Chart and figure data
-------------------------
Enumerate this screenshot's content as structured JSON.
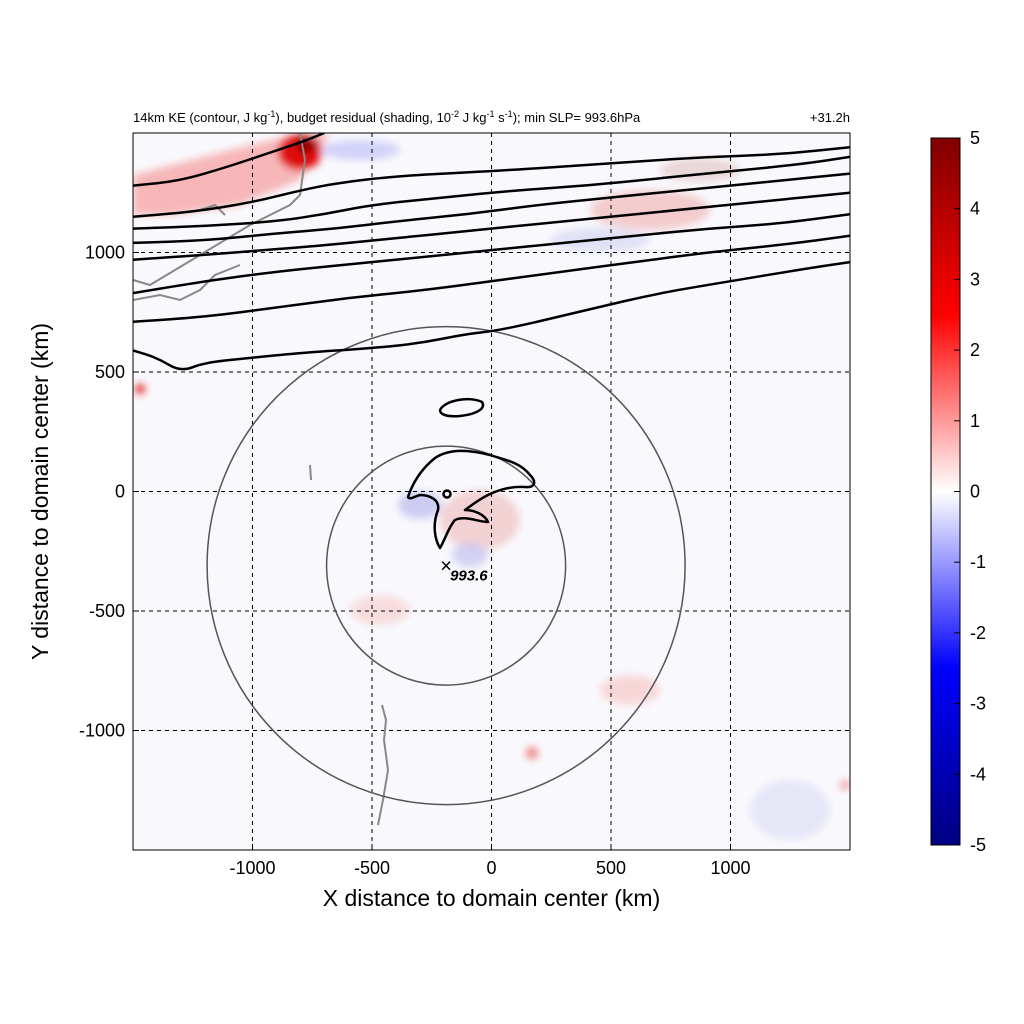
{
  "chart_data": {
    "type": "heatmap",
    "title": "14km KE (contour, J kg-1), budget residual (shading, 10-2 J kg-1 s-1); min SLP= 993.6hPa",
    "title_parts": {
      "p1": "14km KE (contour, J kg",
      "p2": "), budget residual (shading, 10",
      "p3": " J kg",
      "p4": " s",
      "p5": "); min SLP= 993.6hPa",
      "sup_a": "-1",
      "sup_b": "-2",
      "sup_c": "-1",
      "sup_d": "-1"
    },
    "time_label": "+31.2h",
    "xlabel": "X distance to domain center (km)",
    "ylabel": "Y distance to domain center (km)",
    "xlim": [
      -1500,
      1500
    ],
    "ylim": [
      -1500,
      1500
    ],
    "xticks": [
      -1000,
      -500,
      0,
      500,
      1000
    ],
    "yticks": [
      -1000,
      -500,
      0,
      500,
      1000
    ],
    "grid": true,
    "colorbar": {
      "min": -5,
      "max": 5,
      "ticks": [
        5,
        4,
        3,
        2,
        1,
        0,
        -1,
        -2,
        -3,
        -4,
        -5
      ],
      "colors": [
        "#000080",
        "#0000ff",
        "#ffffff",
        "#ff0000",
        "#800000"
      ]
    },
    "storm_center": {
      "x": -190,
      "y": -310,
      "label": "993.6"
    },
    "rings": [
      {
        "x": -190,
        "y": -310,
        "radius_km": 500
      },
      {
        "x": -190,
        "y": -310,
        "radius_km": 1000
      }
    ],
    "ke_contours": [
      [
        [
          -1500,
          1280
        ],
        [
          -1300,
          1300
        ],
        [
          -1100,
          1360
        ],
        [
          -950,
          1410
        ],
        [
          -800,
          1460
        ],
        [
          -700,
          1500
        ]
      ],
      [
        [
          -1500,
          1150
        ],
        [
          -1250,
          1170
        ],
        [
          -1000,
          1210
        ],
        [
          -800,
          1260
        ],
        [
          -650,
          1290
        ],
        [
          -400,
          1320
        ],
        [
          0,
          1340
        ],
        [
          300,
          1360
        ],
        [
          600,
          1380
        ],
        [
          900,
          1400
        ],
        [
          1200,
          1410
        ],
        [
          1500,
          1440
        ]
      ],
      [
        [
          -1500,
          1100
        ],
        [
          -1200,
          1110
        ],
        [
          -900,
          1130
        ],
        [
          -700,
          1160
        ],
        [
          -500,
          1200
        ],
        [
          -200,
          1230
        ],
        [
          100,
          1260
        ],
        [
          400,
          1280
        ],
        [
          700,
          1310
        ],
        [
          1000,
          1340
        ],
        [
          1300,
          1370
        ],
        [
          1500,
          1400
        ]
      ],
      [
        [
          -1500,
          1040
        ],
        [
          -1200,
          1050
        ],
        [
          -900,
          1080
        ],
        [
          -650,
          1100
        ],
        [
          -400,
          1130
        ],
        [
          -100,
          1160
        ],
        [
          200,
          1200
        ],
        [
          500,
          1230
        ],
        [
          800,
          1260
        ],
        [
          1100,
          1290
        ],
        [
          1500,
          1330
        ]
      ],
      [
        [
          -1500,
          970
        ],
        [
          -1200,
          990
        ],
        [
          -950,
          1010
        ],
        [
          -700,
          1030
        ],
        [
          -400,
          1060
        ],
        [
          -100,
          1090
        ],
        [
          200,
          1120
        ],
        [
          500,
          1150
        ],
        [
          800,
          1180
        ],
        [
          1100,
          1210
        ],
        [
          1500,
          1250
        ]
      ],
      [
        [
          -1500,
          830
        ],
        [
          -1200,
          880
        ],
        [
          -900,
          920
        ],
        [
          -600,
          950
        ],
        [
          -300,
          980
        ],
        [
          0,
          1010
        ],
        [
          300,
          1040
        ],
        [
          600,
          1070
        ],
        [
          900,
          1100
        ],
        [
          1200,
          1120
        ],
        [
          1500,
          1160
        ]
      ],
      [
        [
          -1500,
          710
        ],
        [
          -1200,
          730
        ],
        [
          -900,
          770
        ],
        [
          -600,
          810
        ],
        [
          -300,
          840
        ],
        [
          0,
          880
        ],
        [
          300,
          920
        ],
        [
          600,
          960
        ],
        [
          900,
          1000
        ],
        [
          1200,
          1030
        ],
        [
          1500,
          1070
        ]
      ],
      [
        [
          -1500,
          590
        ],
        [
          -1400,
          560
        ],
        [
          -1300,
          500
        ],
        [
          -1200,
          540
        ],
        [
          -1000,
          560
        ],
        [
          -800,
          580
        ],
        [
          -500,
          600
        ],
        [
          -300,
          620
        ],
        [
          -100,
          660
        ],
        [
          0,
          670
        ],
        [
          150,
          700
        ],
        [
          400,
          760
        ],
        [
          700,
          830
        ],
        [
          1000,
          880
        ],
        [
          1300,
          930
        ],
        [
          1500,
          960
        ]
      ]
    ]
  }
}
-------------------------
## Goal
Please write out all the data again word for word, but not the pictures.

## Written solution
Enumerate this screenshot's content as structured JSON.
{
  "chart_data": {
    "type": "heatmap",
    "title": "14km KE (contour, J kg-1), budget residual (shading, 10-2 J kg-1 s-1); min SLP= 993.6hPa",
    "title_parts": {
      "p1": "14km KE (contour, J kg",
      "p2": "), budget residual (shading, 10",
      "p3": " J kg",
      "p4": " s",
      "p5": "); min SLP= 993.6hPa",
      "sup_a": "-1",
      "sup_b": "-2",
      "sup_c": "-1",
      "sup_d": "-1"
    },
    "time_label": "+31.2h",
    "xlabel": "X distance to domain center (km)",
    "ylabel": "Y distance to domain center (km)",
    "xlim": [
      -1500,
      1500
    ],
    "ylim": [
      -1500,
      1500
    ],
    "xticks": [
      -1000,
      -500,
      0,
      500,
      1000
    ],
    "yticks": [
      -1000,
      -500,
      0,
      500,
      1000
    ],
    "grid": true,
    "colorbar": {
      "min": -5,
      "max": 5,
      "ticks": [
        5,
        4,
        3,
        2,
        1,
        0,
        -1,
        -2,
        -3,
        -4,
        -5
      ],
      "colors": [
        "#000080",
        "#0000ff",
        "#ffffff",
        "#ff0000",
        "#800000"
      ]
    },
    "storm_center": {
      "x": -190,
      "y": -310,
      "label": "993.6"
    },
    "rings": [
      {
        "x": -190,
        "y": -310,
        "radius_km": 500
      },
      {
        "x": -190,
        "y": -310,
        "radius_km": 1000
      }
    ],
    "ke_contours": [
      [
        [
          -1500,
          1280
        ],
        [
          -1300,
          1300
        ],
        [
          -1100,
          1360
        ],
        [
          -950,
          1410
        ],
        [
          -800,
          1460
        ],
        [
          -700,
          1500
        ]
      ],
      [
        [
          -1500,
          1150
        ],
        [
          -1250,
          1170
        ],
        [
          -1000,
          1210
        ],
        [
          -800,
          1260
        ],
        [
          -650,
          1290
        ],
        [
          -400,
          1320
        ],
        [
          0,
          1340
        ],
        [
          300,
          1360
        ],
        [
          600,
          1380
        ],
        [
          900,
          1400
        ],
        [
          1200,
          1410
        ],
        [
          1500,
          1440
        ]
      ],
      [
        [
          -1500,
          1100
        ],
        [
          -1200,
          1110
        ],
        [
          -900,
          1130
        ],
        [
          -700,
          1160
        ],
        [
          -500,
          1200
        ],
        [
          -200,
          1230
        ],
        [
          100,
          1260
        ],
        [
          400,
          1280
        ],
        [
          700,
          1310
        ],
        [
          1000,
          1340
        ],
        [
          1300,
          1370
        ],
        [
          1500,
          1400
        ]
      ],
      [
        [
          -1500,
          1040
        ],
        [
          -1200,
          1050
        ],
        [
          -900,
          1080
        ],
        [
          -650,
          1100
        ],
        [
          -400,
          1130
        ],
        [
          -100,
          1160
        ],
        [
          200,
          1200
        ],
        [
          500,
          1230
        ],
        [
          800,
          1260
        ],
        [
          1100,
          1290
        ],
        [
          1500,
          1330
        ]
      ],
      [
        [
          -1500,
          970
        ],
        [
          -1200,
          990
        ],
        [
          -950,
          1010
        ],
        [
          -700,
          1030
        ],
        [
          -400,
          1060
        ],
        [
          -100,
          1090
        ],
        [
          200,
          1120
        ],
        [
          500,
          1150
        ],
        [
          800,
          1180
        ],
        [
          1100,
          1210
        ],
        [
          1500,
          1250
        ]
      ],
      [
        [
          -1500,
          830
        ],
        [
          -1200,
          880
        ],
        [
          -900,
          920
        ],
        [
          -600,
          950
        ],
        [
          -300,
          980
        ],
        [
          0,
          1010
        ],
        [
          300,
          1040
        ],
        [
          600,
          1070
        ],
        [
          900,
          1100
        ],
        [
          1200,
          1120
        ],
        [
          1500,
          1160
        ]
      ],
      [
        [
          -1500,
          710
        ],
        [
          -1200,
          730
        ],
        [
          -900,
          770
        ],
        [
          -600,
          810
        ],
        [
          -300,
          840
        ],
        [
          0,
          880
        ],
        [
          300,
          920
        ],
        [
          600,
          960
        ],
        [
          900,
          1000
        ],
        [
          1200,
          1030
        ],
        [
          1500,
          1070
        ]
      ],
      [
        [
          -1500,
          590
        ],
        [
          -1400,
          560
        ],
        [
          -1300,
          500
        ],
        [
          -1200,
          540
        ],
        [
          -1000,
          560
        ],
        [
          -800,
          580
        ],
        [
          -500,
          600
        ],
        [
          -300,
          620
        ],
        [
          -100,
          660
        ],
        [
          0,
          670
        ],
        [
          150,
          700
        ],
        [
          400,
          760
        ],
        [
          700,
          830
        ],
        [
          1000,
          880
        ],
        [
          1300,
          930
        ],
        [
          1500,
          960
        ]
      ]
    ]
  }
}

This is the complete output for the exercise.